Acoustic Brain Research
An Important Note About Research Documents: Please Read First
The articles, reports, and studies in this section are being shared in the spirit of offering a free-flow of information. They are essentially educational in nature and will hopefully give you a glimpse into the workings of the brain in response to sound and music, as well as an understanding of Acoustic Brain Research (ABR) psychoacoustic technology.
But before you take a look, I feel it is imperative that I discuss some of the basic points regarding scientific research. I do this because, although I am offering the ABR psychoacoustic recordings for sale, I am also a lover of the scientific method. And in case some of you reading this aren’t scientists, I feel it obligatory to cover some of the basic principles of scientific research.
There are essentially three types of information in science — Anecdotal reports from individuals, Pilot Studies (sometimes called Anecdotal Studies), and Controlled Studies.
The scientific method requires quantification or a means of measuring. It is this objective standard that is the foundation of all scientific inquiry. Without quantification you do not have science.
The ABR Library of psychoacoustic recordings has been out in the field being used by therapists and laypersons throughout the world, in some cases, as long as twenty-three years (as of 2006). As a result, their usage has generated a large amount of anecdotal reports. We regularly get phone calls, letters and emails from people all over the globe who say that they have been helped by ABR recordings and programs. It is gratifying to see such accolades so often, but these reports are anecdotal, in that they are subjective reports from individuals and there is no quantification of data.
From the scientific perspective, anecdotal reports may indicate an area of possible focus or attention, but these types of information have no scientific significance. Significance in science is based upon measurement or quantification.
The second type of information in scientific inquiry is the Pilot Study. These studies usually involve a very small sample of subjects (sometimes as small as one), and in such cases these studies of one subject are often called Anecdotal Studies. There is always some form of measurement involved, and this gives these types of studies a little more scientific significance and credibility than anecdotal reports.

■ INSTRUCTIONS TO FOLLOW
Condense the paragraph of the Acoustic Brain Research note that begins "The second type of information in scientific inquiry" into a short list of its main facts. The entries have no role in this work.

■ PROVIDED RECORDS
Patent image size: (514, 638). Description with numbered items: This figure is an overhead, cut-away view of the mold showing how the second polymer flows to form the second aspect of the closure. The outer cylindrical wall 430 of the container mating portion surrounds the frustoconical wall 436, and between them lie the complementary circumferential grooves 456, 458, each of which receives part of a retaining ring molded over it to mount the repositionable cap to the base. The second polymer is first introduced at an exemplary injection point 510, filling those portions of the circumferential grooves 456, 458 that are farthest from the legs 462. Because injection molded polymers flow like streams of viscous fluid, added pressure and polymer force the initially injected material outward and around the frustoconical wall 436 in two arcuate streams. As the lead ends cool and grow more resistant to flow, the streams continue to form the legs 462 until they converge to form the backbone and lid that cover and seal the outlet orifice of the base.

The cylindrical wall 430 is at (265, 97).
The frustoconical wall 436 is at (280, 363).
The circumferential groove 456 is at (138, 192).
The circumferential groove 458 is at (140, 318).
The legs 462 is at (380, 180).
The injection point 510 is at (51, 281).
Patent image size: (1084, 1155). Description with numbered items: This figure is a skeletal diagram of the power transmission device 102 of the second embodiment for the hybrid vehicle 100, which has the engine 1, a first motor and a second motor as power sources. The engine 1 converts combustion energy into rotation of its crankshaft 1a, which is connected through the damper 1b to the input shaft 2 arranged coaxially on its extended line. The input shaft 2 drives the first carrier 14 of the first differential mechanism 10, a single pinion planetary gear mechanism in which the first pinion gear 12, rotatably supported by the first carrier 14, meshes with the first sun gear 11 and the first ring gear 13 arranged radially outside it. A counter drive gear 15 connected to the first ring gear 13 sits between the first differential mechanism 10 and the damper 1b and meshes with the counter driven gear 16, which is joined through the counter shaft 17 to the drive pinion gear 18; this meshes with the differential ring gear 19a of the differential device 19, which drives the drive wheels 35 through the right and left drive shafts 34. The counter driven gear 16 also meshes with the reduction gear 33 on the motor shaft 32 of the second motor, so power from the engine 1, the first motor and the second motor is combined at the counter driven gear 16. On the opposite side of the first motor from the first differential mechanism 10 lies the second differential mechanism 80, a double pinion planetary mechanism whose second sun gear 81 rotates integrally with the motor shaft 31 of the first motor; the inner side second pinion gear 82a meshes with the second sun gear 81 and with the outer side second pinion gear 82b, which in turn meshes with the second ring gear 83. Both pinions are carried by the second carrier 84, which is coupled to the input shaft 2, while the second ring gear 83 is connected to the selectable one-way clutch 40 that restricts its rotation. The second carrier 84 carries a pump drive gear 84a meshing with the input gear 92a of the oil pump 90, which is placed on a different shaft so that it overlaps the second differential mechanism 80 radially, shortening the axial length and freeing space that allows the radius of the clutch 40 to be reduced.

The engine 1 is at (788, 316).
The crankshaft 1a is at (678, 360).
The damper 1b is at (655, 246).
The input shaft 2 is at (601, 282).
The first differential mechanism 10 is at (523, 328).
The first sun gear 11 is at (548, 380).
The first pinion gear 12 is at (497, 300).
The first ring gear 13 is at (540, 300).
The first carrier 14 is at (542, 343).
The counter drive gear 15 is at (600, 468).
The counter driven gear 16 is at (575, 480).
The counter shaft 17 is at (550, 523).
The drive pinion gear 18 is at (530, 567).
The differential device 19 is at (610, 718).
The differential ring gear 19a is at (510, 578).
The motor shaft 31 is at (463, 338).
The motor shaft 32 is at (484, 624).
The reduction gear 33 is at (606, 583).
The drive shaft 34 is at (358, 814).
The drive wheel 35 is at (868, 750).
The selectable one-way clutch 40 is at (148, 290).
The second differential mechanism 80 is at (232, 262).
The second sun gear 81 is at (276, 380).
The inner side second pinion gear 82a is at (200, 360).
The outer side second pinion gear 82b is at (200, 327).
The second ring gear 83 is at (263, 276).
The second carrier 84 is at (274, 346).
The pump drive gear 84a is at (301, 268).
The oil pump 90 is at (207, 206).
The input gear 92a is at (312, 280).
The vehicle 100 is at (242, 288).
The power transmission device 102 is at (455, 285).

■ OUTPUT BELOW
- Pilot Studies are the second type of information in scientific inquiry.
- They usually involve a very small sample of subjects, sometimes only one, and such single-subject studies are often called Anecdotal Studies.
- They always involve some form of measurement.
- This gives them a little more scientific significance and credibility than anecdotal reports.